[start of Available records]

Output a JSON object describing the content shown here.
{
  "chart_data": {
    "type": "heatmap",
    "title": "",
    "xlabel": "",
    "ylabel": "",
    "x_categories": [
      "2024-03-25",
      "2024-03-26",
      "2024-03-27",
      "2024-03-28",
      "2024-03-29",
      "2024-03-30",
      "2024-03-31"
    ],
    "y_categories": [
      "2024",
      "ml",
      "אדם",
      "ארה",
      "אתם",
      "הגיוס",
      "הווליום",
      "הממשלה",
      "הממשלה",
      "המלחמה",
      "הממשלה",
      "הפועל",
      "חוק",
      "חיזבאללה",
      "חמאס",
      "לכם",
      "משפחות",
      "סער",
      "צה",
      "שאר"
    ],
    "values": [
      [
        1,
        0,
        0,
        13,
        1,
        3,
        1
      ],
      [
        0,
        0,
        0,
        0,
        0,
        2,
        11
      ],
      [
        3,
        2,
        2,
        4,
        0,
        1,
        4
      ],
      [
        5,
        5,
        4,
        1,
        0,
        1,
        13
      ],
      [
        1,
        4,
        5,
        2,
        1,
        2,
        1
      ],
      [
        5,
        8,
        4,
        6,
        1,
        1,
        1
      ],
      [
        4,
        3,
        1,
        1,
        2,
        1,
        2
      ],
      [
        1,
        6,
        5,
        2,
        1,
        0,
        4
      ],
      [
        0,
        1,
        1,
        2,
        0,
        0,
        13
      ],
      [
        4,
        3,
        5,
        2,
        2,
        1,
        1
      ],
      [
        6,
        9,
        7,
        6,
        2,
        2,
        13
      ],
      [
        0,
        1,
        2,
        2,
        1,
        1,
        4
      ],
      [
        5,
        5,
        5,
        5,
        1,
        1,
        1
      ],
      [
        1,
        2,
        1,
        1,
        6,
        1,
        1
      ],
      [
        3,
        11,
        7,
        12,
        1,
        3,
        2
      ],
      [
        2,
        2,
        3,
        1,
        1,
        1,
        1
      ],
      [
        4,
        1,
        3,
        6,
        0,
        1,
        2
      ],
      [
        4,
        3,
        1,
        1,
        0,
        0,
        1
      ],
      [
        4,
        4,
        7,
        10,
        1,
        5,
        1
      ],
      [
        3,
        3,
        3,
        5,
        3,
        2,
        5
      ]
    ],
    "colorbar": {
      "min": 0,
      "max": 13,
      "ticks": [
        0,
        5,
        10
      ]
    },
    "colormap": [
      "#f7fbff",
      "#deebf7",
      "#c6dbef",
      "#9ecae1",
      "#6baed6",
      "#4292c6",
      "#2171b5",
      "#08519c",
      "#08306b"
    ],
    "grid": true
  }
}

[end of Available records]

**Objective**.
Restate every record exactly, leaving nothing out.

**Response**.
Output a JSON object describing the content shown here.
{
  "chart_data": {
    "type": "heatmap",
    "title": "",
    "xlabel": "",
    "ylabel": "",
    "x_categories": [
      "2024-03-25",
      "2024-03-26",
      "2024-03-27",
      "2024-03-28",
      "2024-03-29",
      "2024-03-30",
      "2024-03-31"
    ],
    "y_categories": [
      "2024",
      "ml",
      "אדם",
      "ארה",
      "אתם",
      "הגיוס",
      "הווליום",
      "הממשלה",
      "הממשלה",
      "המלחמה",
      "הממשלה",
      "הפועל",
      "חוק",
      "חיזבאללה",
      "חמאס",
      "לכם",
      "משפחות",
      "סער",
      "צה",
      "שאר"
    ],
    "values": [
      [
        1,
        0,
        0,
        13,
        1,
        3,
        1
      ],
      [
        0,
        0,
        0,
        0,
        0,
        2,
        11
      ],
      [
        3,
        2,
        2,
        4,
        0,
        1,
        4
      ],
      [
        5,
        5,
        4,
        1,
        0,
        1,
        13
      ],
      [
        1,
        4,
        5,
        2,
        1,
        2,
        1
      ],
      [
        5,
        8,
        4,
        6,
        1,
        1,
        1
      ],
      [
        4,
        3,
        1,
        1,
        2,
        1,
        2
      ],
      [
        1,
        6,
        5,
        2,
        1,
        0,
        4
      ],
      [
        0,
        1,
        1,
        2,
        0,
        0,
        13
      ],
      [
        4,
        3,
        5,
        2,
        2,
        1,
        1
      ],
      [
        6,
        9,
        7,
        6,
        2,
        2,
        13
      ],
      [
        0,
        1,
        2,
        2,
        1,
        1,
        4
      ],
      [
        5,
        5,
        5,
        5,
        1,
        1,
        1
      ],
      [
        1,
        2,
        1,
        1,
        6,
        1,
        1
      ],
      [
        3,
        11,
        7,
        12,
        1,
        3,
        2
      ],
      [
        2,
        2,
        3,
        1,
        1,
        1,
        1
      ],
      [
        4,
        1,
        3,
        6,
        0,
        1,
        2
      ],
      [
        4,
        3,
        1,
        1,
        0,
        0,
        1
      ],
      [
        4,
        4,
        7,
        10,
        1,
        5,
        1
      ],
      [
        3,
        3,
        3,
        5,
        3,
        2,
        5
      ]
    ],
    "colorbar": {
      "min": 0,
      "max": 13,
      "ticks": [
        0,
        5,
        10
      ]
    },
    "colormap": [
      "#f7fbff",
      "#deebf7",
      "#c6dbef",
      "#9ecae1",
      "#6baed6",
      "#4292c6",
      "#2171b5",
      "#08519c",
      "#08306b"
    ],
    "grid": true
  }
}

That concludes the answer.